→ **WHAT YOU WILL DO**:
Print the data once more, exactly as given. Drop the pictures.

Excerpts from a transcription dataset
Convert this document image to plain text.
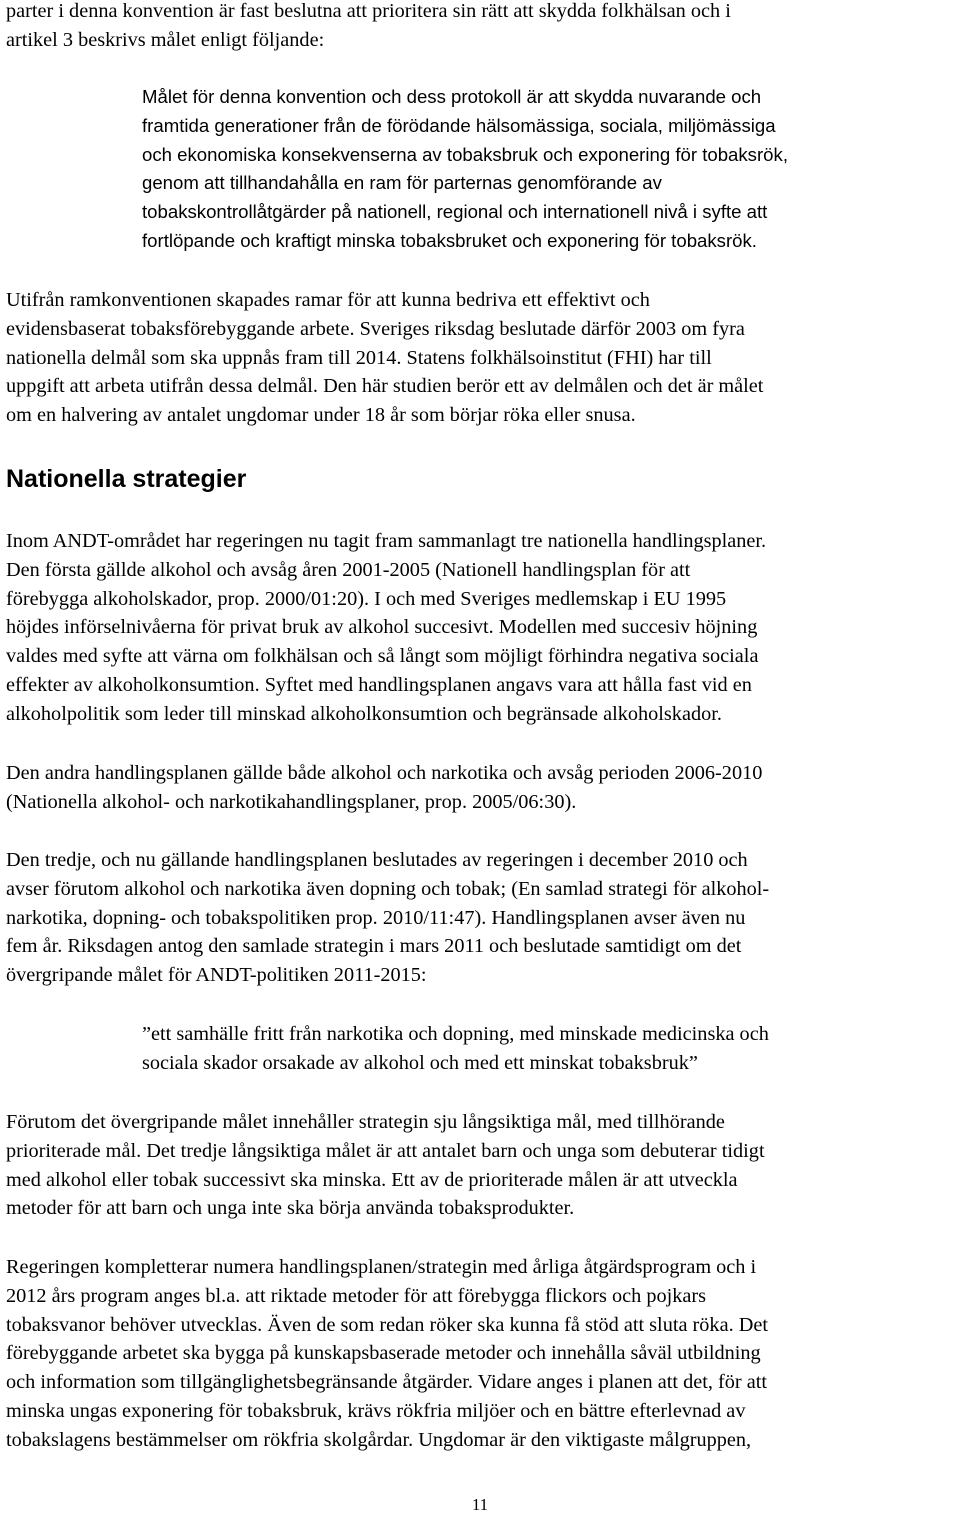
parter i denna konvention är fast beslutna att prioritera sin rätt att skydda folkhälsan och i
artikel 3 beskrivs målet enligt följande:
Målet för denna konvention och dess protokoll är att skydda nuvarande och
framtida generationer från de förödande hälsomässiga, sociala, miljömässiga
och ekonomiska konsekvenserna av tobaksbruk och exponering för tobaksrök,
genom att tillhandahålla en ram för parternas genomförande av
tobakskontrollåtgärder på nationell, regional och internationell nivå i syfte att
fortlöpande och kraftigt minska tobaksbruket och exponering för tobaksrök.
Utifrån ramkonventionen skapades ramar för att kunna bedriva ett effektivt och
evidensbaserat tobaksförebyggande arbete. Sveriges riksdag beslutade därför 2003 om fyra
nationella delmål som ska uppnås fram till 2014. Statens folkhälsoinstitut (FHI) har till
uppgift att arbeta utifrån dessa delmål. Den här studien berör ett av delmålen och det är målet
om en halvering av antalet ungdomar under 18 år som börjar röka eller snusa.
Nationella strategier
Inom ANDT-området har regeringen nu tagit fram sammanlagt tre nationella handlingsplaner.
Den första gällde alkohol och avsåg åren 2001-2005 (Nationell handlingsplan för att
förebygga alkoholskador, prop. 2000/01:20). I och med Sveriges medlemskap i EU 1995
höjdes införselnivåerna för privat bruk av alkohol succesivt. Modellen med succesiv höjning
valdes med syfte att värna om folkhälsan och så långt som möjligt förhindra negativa sociala
effekter av alkoholkonsumtion. Syftet med handlingsplanen angavs vara att hålla fast vid en
alkoholpolitik som leder till minskad alkoholkonsumtion och begränsade alkoholskador.
Den andra handlingsplanen gällde både alkohol och narkotika och avsåg perioden 2006-2010
(Nationella alkohol- och narkotikahandlingsplaner, prop. 2005/06:30).
Den tredje, och nu gällande handlingsplanen beslutades av regeringen i december 2010 och
avser förutom alkohol och narkotika även dopning och tobak; (En samlad strategi för alkohol-
narkotika, dopning- och tobakspolitiken prop. 2010/11:47). Handlingsplanen avser även nu
fem år. Riksdagen antog den samlade strategin i mars 2011 och beslutade samtidigt om det
övergripande målet för ANDT-politiken 2011-2015:
”ett samhälle fritt från narkotika och dopning, med minskade medicinska och
sociala skador orsakade av alkohol och med ett minskat tobaksbruk”
Förutom det övergripande målet innehåller strategin sju långsiktiga mål, med tillhörande
prioriterade mål. Det tredje långsiktiga målet är att antalet barn och unga som debuterar tidigt
med alkohol eller tobak successivt ska minska. Ett av de prioriterade målen är att utveckla
metoder för att barn och unga inte ska börja använda tobaksprodukter.
Regeringen kompletterar numera handlingsplanen/strategin med årliga åtgärdsprogram och i
2012 års program anges bl.a. att riktade metoder för att förebygga flickors och pojkars
tobaksvanor behöver utvecklas. Även de som redan röker ska kunna få stöd att sluta röka. Det
förebyggande arbetet ska bygga på kunskapsbaserade metoder och innehålla såväl utbildning
och information som tillgänglighetsbegränsande åtgärder. Vidare anges i planen att det, för att
minska ungas exponering för tobaksbruk, krävs rökfria miljöer och en bättre efterlevnad av
tobakslagens bestämmelser om rökfria skolgårdar. Ungdomar är den viktigaste målgruppen,
11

→ **SOLUTION TO THIS EXERCISE**:
Convert this document image to plain text.
parter i denna konvention är fast beslutna att prioritera sin rätt att skydda folkhälsan och i
artikel 3 beskrivs målet enligt följande:
Målet för denna konvention och dess protokoll är att skydda nuvarande och
framtida generationer från de förödande hälsomässiga, sociala, miljömässiga
och ekonomiska konsekvenserna av tobaksbruk och exponering för tobaksrök,
genom att tillhandahålla en ram för parternas genomförande av
tobakskontrollåtgärder på nationell, regional och internationell nivå i syfte att
fortlöpande och kraftigt minska tobaksbruket och exponering för tobaksrök.
Utifrån ramkonventionen skapades ramar för att kunna bedriva ett effektivt och
evidensbaserat tobaksförebyggande arbete. Sveriges riksdag beslutade därför 2003 om fyra
nationella delmål som ska uppnås fram till 2014. Statens folkhälsoinstitut (FHI) har till
uppgift att arbeta utifrån dessa delmål. Den här studien berör ett av delmålen och det är målet
om en halvering av antalet ungdomar under 18 år som börjar röka eller snusa.
Nationella strategier
Inom ANDT-området har regeringen nu tagit fram sammanlagt tre nationella handlingsplaner.
Den första gällde alkohol och avsåg åren 2001-2005 (Nationell handlingsplan för att
förebygga alkoholskador, prop. 2000/01:20). I och med Sveriges medlemskap i EU 1995
höjdes införselnivåerna för privat bruk av alkohol succesivt. Modellen med succesiv höjning
valdes med syfte att värna om folkhälsan och så långt som möjligt förhindra negativa sociala
effekter av alkoholkonsumtion. Syftet med handlingsplanen angavs vara att hålla fast vid en
alkoholpolitik som leder till minskad alkoholkonsumtion och begränsade alkoholskador.
Den andra handlingsplanen gällde både alkohol och narkotika och avsåg perioden 2006-2010
(Nationella alkohol- och narkotikahandlingsplaner, prop. 2005/06:30).
Den tredje, och nu gällande handlingsplanen beslutades av regeringen i december 2010 och
avser förutom alkohol och narkotika även dopning och tobak; (En samlad strategi för alkohol-
narkotika, dopning- och tobakspolitiken prop. 2010/11:47). Handlingsplanen avser även nu
fem år. Riksdagen antog den samlade strategin i mars 2011 och beslutade samtidigt om det
övergripande målet för ANDT-politiken 2011-2015:
”ett samhälle fritt från narkotika och dopning, med minskade medicinska och
sociala skador orsakade av alkohol och med ett minskat tobaksbruk”
Förutom det övergripande målet innehåller strategin sju långsiktiga mål, med tillhörande
prioriterade mål. Det tredje långsiktiga målet är att antalet barn och unga som debuterar tidigt
med alkohol eller tobak successivt ska minska. Ett av de prioriterade målen är att utveckla
metoder för att barn och unga inte ska börja använda tobaksprodukter.
Regeringen kompletterar numera handlingsplanen/strategin med årliga åtgärdsprogram och i
2012 års program anges bl.a. att riktade metoder för att förebygga flickors och pojkars
tobaksvanor behöver utvecklas. Även de som redan röker ska kunna få stöd att sluta röka. Det
förebyggande arbetet ska bygga på kunskapsbaserade metoder och innehålla såväl utbildning
och information som tillgänglighetsbegränsande åtgärder. Vidare anges i planen att det, för att
minska ungas exponering för tobaksbruk, krävs rökfria miljöer och en bättre efterlevnad av
tobakslagens bestämmelser om rökfria skolgårdar. Ungdomar är den viktigaste målgruppen,
11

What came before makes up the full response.